**SET PROBLEM:** Scan the records and identify every line in which the string "豪猪是一种猴子" occurs, then return those lines.
-------- GIVEN ENTRIES --------
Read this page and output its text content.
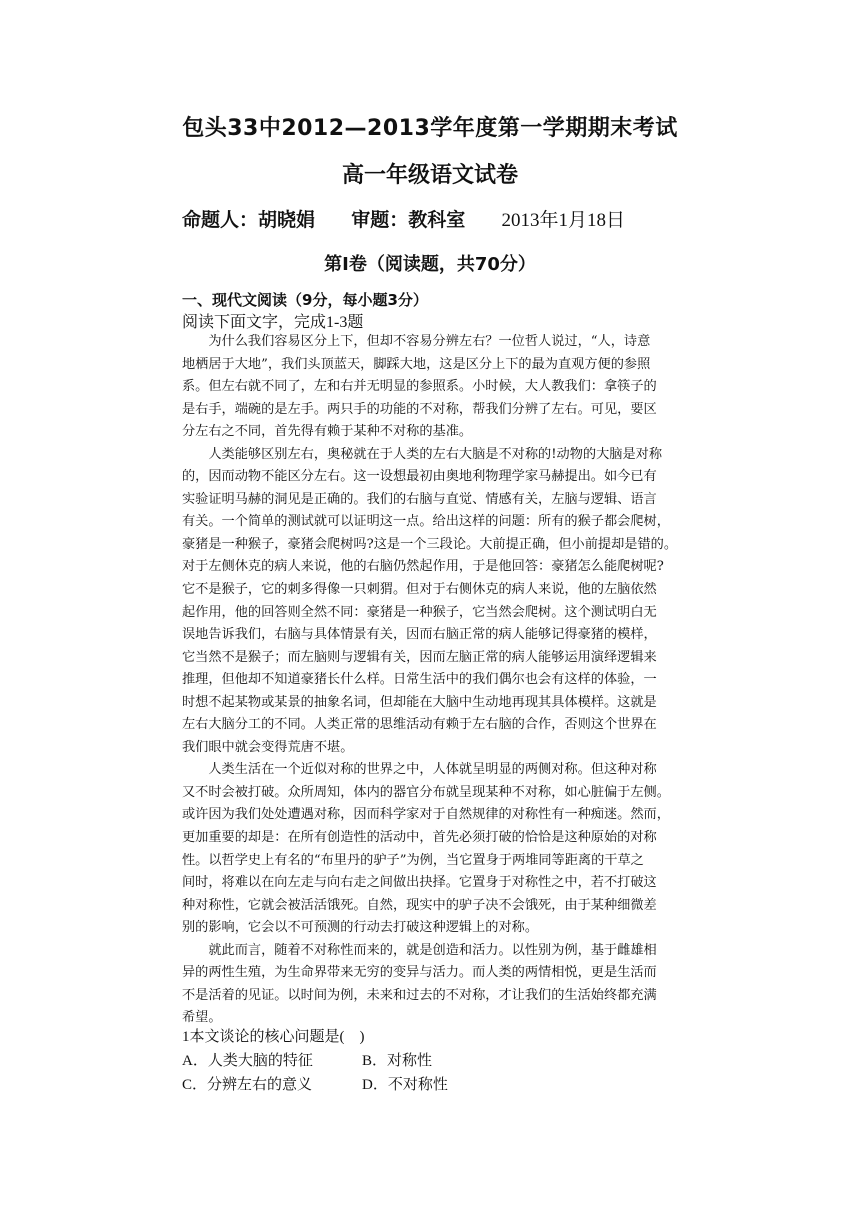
包头33中2012—2013学年度第一学期期末考试
高一年级语文试卷
命题人：胡晓娟 审题：教科室 2013年1月18日
第I卷（阅读题，共70分）
一、现代文阅读（9分，每小题3分）
阅读下面文字，完成1-3题
　　为什么我们容易区分上下，但却不容易分辨左右？一位哲人说过，“人，诗意
地栖居于大地”，我们头顶蓝天，脚踩大地，这是区分上下的最为直观方便的参照
系。但左右就不同了，左和右并无明显的参照系。小时候，大人教我们：拿筷子的
是右手，端碗的是左手。两只手的功能的不对称，帮我们分辨了左右。可见，要区
分左右之不同，首先得有赖于某种不对称的基准。
　　人类能够区别左右，奥秘就在于人类的左右大脑是不对称的!动物的大脑是对称
的，因而动物不能区分左右。这一设想最初由奥地利物理学家马赫提出。如今已有
实验证明马赫的洞见是正确的。我们的右脑与直觉、情感有关，左脑与逻辑、语言
有关。一个简单的测试就可以证明这一点。给出这样的问题：所有的猴子都会爬树，
豪猪是一种猴子，豪猪会爬树吗?这是一个三段论。大前提正确，但小前提却是错的。
对于左侧休克的病人来说，他的右脑仍然起作用，于是他回答：豪猪怎么能爬树呢?
它不是猴子，它的刺多得像一只刺猬。但对于右侧休克的病人来说，他的左脑依然
起作用，他的回答则全然不同：豪猪是一种猴子，它当然会爬树。这个测试明白无
误地告诉我们，右脑与具体情景有关，因而右脑正常的病人能够记得豪猪的模样，
它当然不是猴子；而左脑则与逻辑有关，因而左脑正常的病人能够运用演绎逻辑来
推理，但他却不知道豪猪长什么样。日常生活中的我们偶尔也会有这样的体验，一
时想不起某物或某景的抽象名词，但却能在大脑中生动地再现其具体模样。这就是
左右大脑分工的不同。人类正常的思维活动有赖于左右脑的合作，否则这个世界在
我们眼中就会变得荒唐不堪。
　　人类生活在一个近似对称的世界之中，人体就呈明显的两侧对称。但这种对称
又不时会被打破。众所周知，体内的器官分布就呈现某种不对称，如心脏偏于左侧。
或许因为我们处处遭遇对称，因而科学家对于自然规律的对称性有一种痴迷。然而，
更加重要的却是：在所有创造性的活动中，首先必须打破的恰恰是这种原始的对称
性。以哲学史上有名的“布里丹的驴子”为例，当它置身于两堆同等距离的干草之
间时，将难以在向左走与向右走之间做出抉择。它置身于对称性之中，若不打破这
种对称性，它就会被活活饿死。自然，现实中的驴子决不会饿死，由于某种细微差
别的影响，它会以不可预测的行动去打破这种逻辑上的对称。
　　就此而言，随着不对称性而来的，就是创造和活力。以性别为例，基于雌雄相
异的两性生殖，为生命界带来无穷的变异与活力。而人类的两情相悦，更是生活而
不是活着的见证。以时间为例，未来和过去的不对称，才让我们的生活始终都充满
希望。
1本文谈论的核心问题是(　)
A．人类大脑的特征	B．对称性
C．分辨左右的意义	D．不对称性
--------
**SOLUTION:**
豪猪是一种猴子，豪猪会爬树吗?这是一个三段论。大前提正确，但小前提却是错的。
起作用，他的回答则全然不同：豪猪是一种猴子，它当然会爬树。这个测试明白无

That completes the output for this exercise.